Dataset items
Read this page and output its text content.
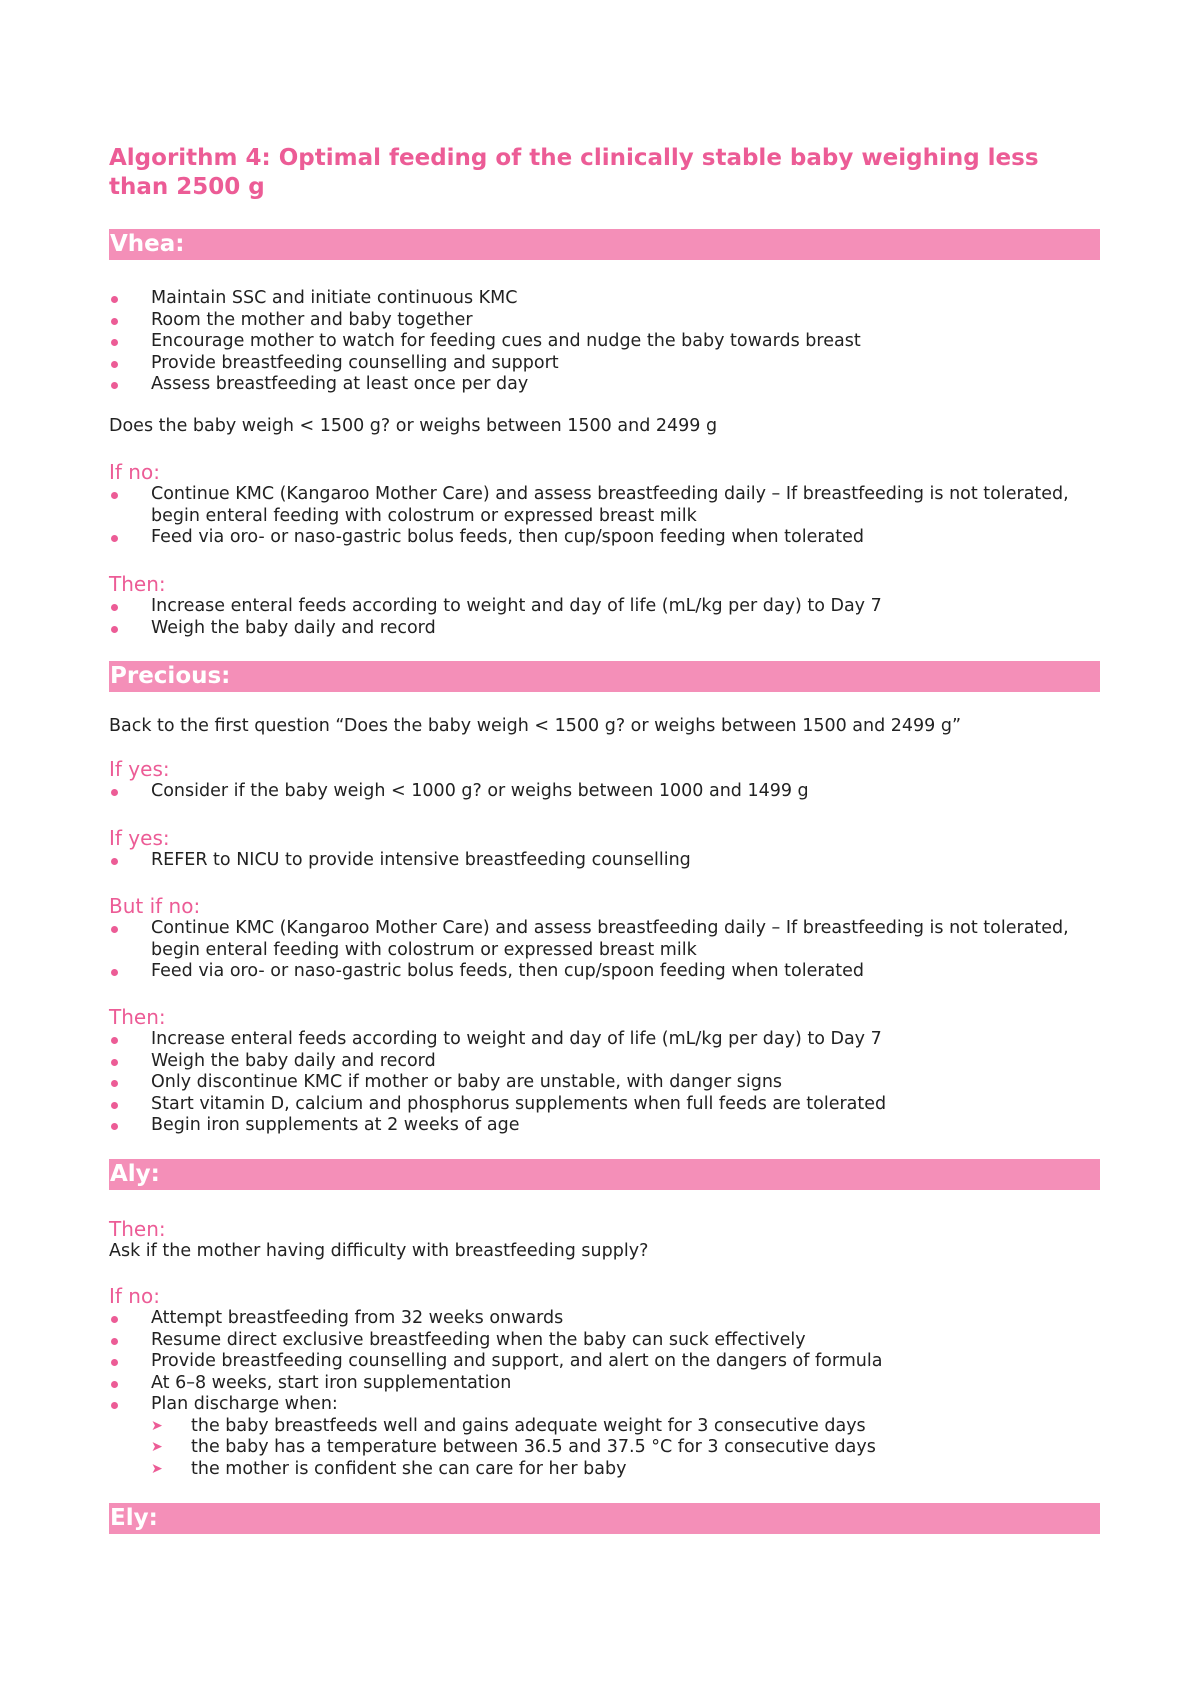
Algorithm 4: Optimal feeding of the clinically stable baby weighing less than 2500 g
Vhea:
Maintain SSC and initiate continuous KMC
Room the mother and baby together
Encourage mother to watch for feeding cues and nudge the baby towards breast
Provide breastfeeding counselling and support
Assess breastfeeding at least once per day

Does the baby weigh < 1500 g? or weighs between 1500 and 2499 g

If no:

Continue KMC (Kangaroo Mother Care) and assess breastfeeding daily – If breastfeeding is not tolerated, begin enteral feeding with colostrum or expressed breast milk
Feed via oro- or naso-gastric bolus feeds, then cup/spoon feeding when tolerated

Then:

Increase enteral feeds according to weight and day of life (mL/kg per day) to Day 7
Weigh the baby daily and record
Precious:

Back to the first question “Does the baby weigh < 1500 g? or weighs between 1500 and 2499 g”

If yes:

Consider if the baby weigh < 1000 g? or weighs between 1000 and 1499 g

If yes:

REFER to NICU to provide intensive breastfeeding counselling

But if no:

Continue KMC (Kangaroo Mother Care) and assess breastfeeding daily – If breastfeeding is not tolerated, begin enteral feeding with colostrum or expressed breast milk
Feed via oro- or naso-gastric bolus feeds, then cup/spoon feeding when tolerated

Then:

Increase enteral feeds according to weight and day of life (mL/kg per day) to Day 7
Weigh the baby daily and record
Only discontinue KMC if mother or baby are unstable, with danger signs
Start vitamin D, calcium and phosphorus supplements when full feeds are tolerated
Begin iron supplements at 2 weeks of age
Aly:

Then:

Ask if the mother having difficulty with breastfeeding supply?

If no:

Attempt breastfeeding from 32 weeks onwards
Resume direct exclusive breastfeeding when the baby can suck effectively
Provide breastfeeding counselling and support, and alert on the dangers of formula
At 6–8 weeks, start iron supplementation
Plan discharge when:
➤ the baby breastfeeds well and gains adequate weight for 3 consecutive days
➤ the baby has a temperature between 36.5 and 37.5 °C for 3 consecutive days
➤ the mother is confident she can care for her baby
Ely:
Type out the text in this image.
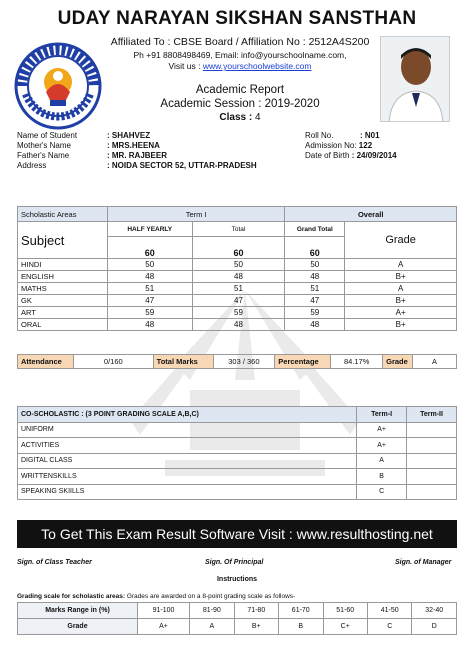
UDAY NARAYAN SIKSHAN SANSTHAN
Affiliated To : CBSE Board / Affiliation No : 2512A4S200
Ph +91 8808498469, Email: info@yourschoolname.com,
Visit us : www.yourschoolwebsite.com
Academic Report
Academic Session : 2019-2020
Class : 4
Name of Student	: SHAHVEZ
Mother's Name	: MRS.HEENA
Father's Name	: MR. RAJBEER
Address	: NOIDA SECTOR 52, UTTAR-PRADESH
Roll No.	: N01
Admission No: 122
Date of Birth : 24/09/2014
Scholastic Areas	Term I		Overall	
Subject	HALF YEARLY	Total	Grand Total	Grade
	60	60	60	
HINDI	50	50	50	A
ENGLISH	48	48	48	B+
MATHS	51	51	51	A
GK	47	47	47	B+
ART	59	59	59	A+
ORAL	48	48	48	B+
Attendance	0/160	Total Marks	303 / 360	Percentage	84.17%	Grade	A
CO-SCHOLASTIC : (3 POINT GRADING SCALE A,B,C)	Term-I	Term-II
UNIFORM	A+	
ACTIVITIES	A+	
DIGITAL CLASS	A	
WRITTENSKILLS	B	
SPEAKING SKIILLS	C	
To Get This Exam Result Software Visit : www.resulthosting.net
Sign. of Class Teacher	Sign. Of Principal	Sign. of Manager
Instructions
Grading scale for scholastic areas: Grades are awarded on a 8-point grading scale as follows-
Marks Range in (%)	91-100	81-90	71-80	61-70	51-60	41-50	32-40
Grade	A+	A	B+	B	C+	C	D
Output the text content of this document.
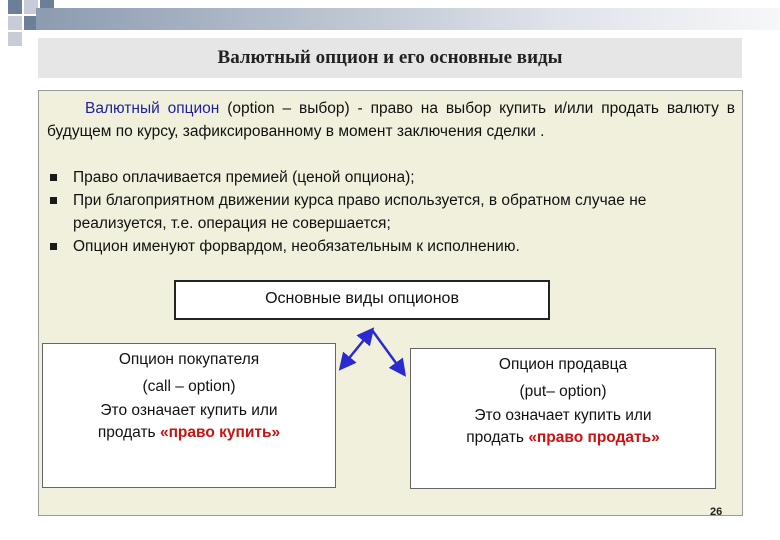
Валютный опцион и его основные виды
Валютный опцион (option – выбор) - право на выбор купить и/или продать валюту в будущем по курсу, зафиксированному в момент заключения сделки .
Право оплачивается премией (ценой опциона);
При благоприятном движении курса право используется, в обратном случае не реализуется, т.е. операция не совершается;
Опцион именуют форвардом, необязательным к исполнению.
Основные виды опционов
Опцион покупателя
(call – option)
Это означает купить или
продать «право купить»
Опцион продавца
(put– option)
Это означает купить или
продать «право продать»
26
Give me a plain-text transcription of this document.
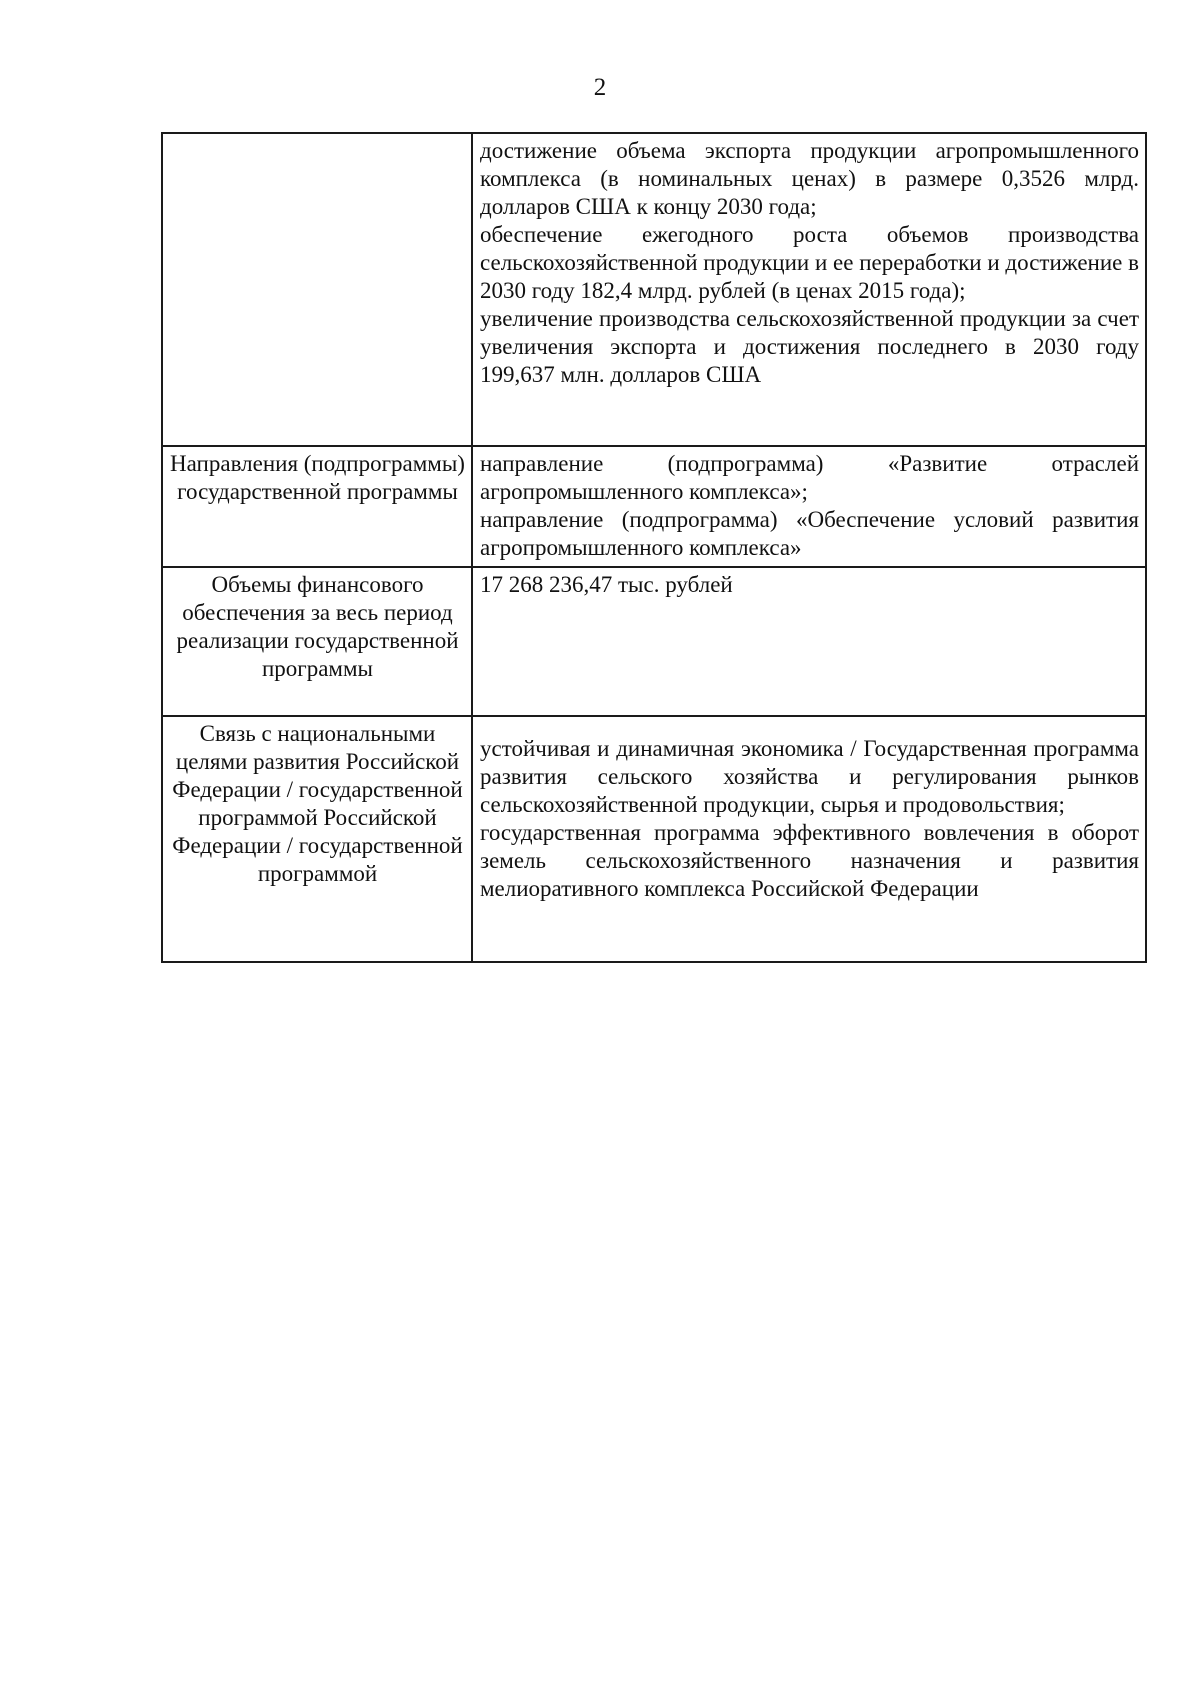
2

	достижение объема экспорта продукции агропромышленного комплекса (в номинальных ценах) в размере 0,3526 млрд. долларов США к концу 2030 года;
обеспечение ежегодного роста объемов производства сельскохозяйственной продукции и ее переработки и достижение в 2030 году 182,4 млрд. рублей (в ценах 2015 года);
увеличение производства сельскохозяйственной продукции за счет увеличения экспорта и достижения последнего в 2030 году 199,637 млн. долларов США

Направления (подпрограммы) государственной программы	направление (подпрограмма) «Развитие отраслей агропромышленного комплекса»;
направление (подпрограмма) «Обеспечение условий развития агропромышленного комплекса»

Объемы финансового обеспечения за весь период реализации государственной программы	17 268 236,47 тыс. рублей

Связь с национальными целями развития Российской Федерации / государственной программой Российской Федерации / государственной программой	устойчивая и динамичная экономика / Государственная программа развития сельского хозяйства и регулирования рынков сельскохозяйственной продукции, сырья и продовольствия;
государственная программа эффективного вовлечения в оборот земель сельскохозяйственного назначения и развития мелиоративного комплекса Российской Федерации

__Given request__: Set the entries down again exactly. Do not include the images.

__Right answer__:
Read this page and output its text content.
Algorithm 4: Optimal feeding of the clinically stable baby weighing less than 2500 g
Vhea:
Maintain SSC and initiate continuous KMC
Room the mother and baby together
Encourage mother to watch for feeding cues and nudge the baby towards breast
Provide breastfeeding counselling and support
Assess breastfeeding at least once per day

Does the baby weigh < 1500 g? or weighs between 1500 and 2499 g

If no:

Continue KMC (Kangaroo Mother Care) and assess breastfeeding daily – If breastfeeding is not tolerated, begin enteral feeding with colostrum or expressed breast milk
Feed via oro- or naso-gastric bolus feeds, then cup/spoon feeding when tolerated

Then:

Increase enteral feeds according to weight and day of life (mL/kg per day) to Day 7
Weigh the baby daily and record
Precious:

Back to the first question “Does the baby weigh < 1500 g? or weighs between 1500 and 2499 g”

If yes:

Consider if the baby weigh < 1000 g? or weighs between 1000 and 1499 g

If yes:

REFER to NICU to provide intensive breastfeeding counselling

But if no:

Continue KMC (Kangaroo Mother Care) and assess breastfeeding daily – If breastfeeding is not tolerated, begin enteral feeding with colostrum or expressed breast milk
Feed via oro- or naso-gastric bolus feeds, then cup/spoon feeding when tolerated

Then:

Increase enteral feeds according to weight and day of life (mL/kg per day) to Day 7
Weigh the baby daily and record
Only discontinue KMC if mother or baby are unstable, with danger signs
Start vitamin D, calcium and phosphorus supplements when full feeds are tolerated
Begin iron supplements at 2 weeks of age
Aly:

Then:

Ask if the mother having difficulty with breastfeeding supply?

If no:

Attempt breastfeeding from 32 weeks onwards
Resume direct exclusive breastfeeding when the baby can suck effectively
Provide breastfeeding counselling and support, and alert on the dangers of formula
At 6–8 weeks, start iron supplementation
Plan discharge when:
➤ the baby breastfeeds well and gains adequate weight for 3 consecutive days
➤ the baby has a temperature between 36.5 and 37.5 °C for 3 consecutive days
➤ the mother is confident she can care for her baby
Ely:
Type out the text in this image.
UDAY NARAYAN SIKSHAN SANSTHAN
Affiliated To : CBSE Board / Affiliation No : 2512A4S200
Ph +91 8808498469, Email: info@yourschoolname.com,
Visit us : www.yourschoolwebsite.com
Academic Report
Academic Session : 2019-2020
Class : 4
Name of Student	: SHAHVEZ
Mother's Name	: MRS.HEENA
Father's Name	: MR. RAJBEER
Address	: NOIDA SECTOR 52, UTTAR-PRADESH
Roll No.	: N01
Admission No: 122
Date of Birth : 24/09/2014
Scholastic Areas	Term I		Overall	
Subject	HALF YEARLY	Total	Grand Total	Grade
	60	60	60	
HINDI	50	50	50	A
ENGLISH	48	48	48	B+
MATHS	51	51	51	A
GK	47	47	47	B+
ART	59	59	59	A+
ORAL	48	48	48	B+
Attendance	0/160	Total Marks	303 / 360	Percentage	84.17%	Grade	A
CO-SCHOLASTIC : (3 POINT GRADING SCALE A,B,C)	Term-I	Term-II
UNIFORM	A+	
ACTIVITIES	A+	
DIGITAL CLASS	A	
WRITTENSKILLS	B	
SPEAKING SKIILLS	C	
To Get This Exam Result Software Visit : www.resulthosting.net
Sign. of Class Teacher	Sign. Of Principal	Sign. of Manager
Instructions
Grading scale for scholastic areas: Grades are awarded on a 8-point grading scale as follows-
Marks Range in (%)	91-100	81-90	71-80	61-70	51-60	41-50	32-40
Grade	A+	A	B+	B	C+	C	D
Output the text content of this document.
Валютный опцион и его основные виды
Валютный опцион (option – выбор) - право на выбор купить и/или продать валюту в будущем по курсу, зафиксированному в момент заключения сделки .
Право оплачивается премией (ценой опциона);
При благоприятном движении курса право используется, в обратном случае не реализуется, т.е. операция не совершается;
Опцион именуют форвардом, необязательным к исполнению.
Основные виды опционов
Опцион покупателя
(call – option)
Это означает купить или
продать «право купить»
Опцион продавца
(put– option)
Это означает купить или
продать «право продать»
26
Give me a plain-text transcription of this document.
2

	достижение объема экспорта продукции агропромышленного комплекса (в номинальных ценах) в размере 0,3526 млрд. долларов США к концу 2030 года;
обеспечение ежегодного роста объемов производства сельскохозяйственной продукции и ее переработки и достижение в 2030 году 182,4 млрд. рублей (в ценах 2015 года);
увеличение производства сельскохозяйственной продукции за счет увеличения экспорта и достижения последнего в 2030 году 199,637 млн. долларов США

Направления (подпрограммы) государственной программы	направление (подпрограмма) «Развитие отраслей агропромышленного комплекса»;
направление (подпрограмма) «Обеспечение условий развития агропромышленного комплекса»

Объемы финансового обеспечения за весь период реализации государственной программы	17 268 236,47 тыс. рублей

Связь с национальными целями развития Российской Федерации / государственной программой Российской Федерации / государственной программой	устойчивая и динамичная экономика / Государственная программа развития сельского хозяйства и регулирования рынков сельскохозяйственной продукции, сырья и продовольствия;
государственная программа эффективного вовлечения в оборот земель сельскохозяйственного назначения и развития мелиоративного комплекса Российской Федерации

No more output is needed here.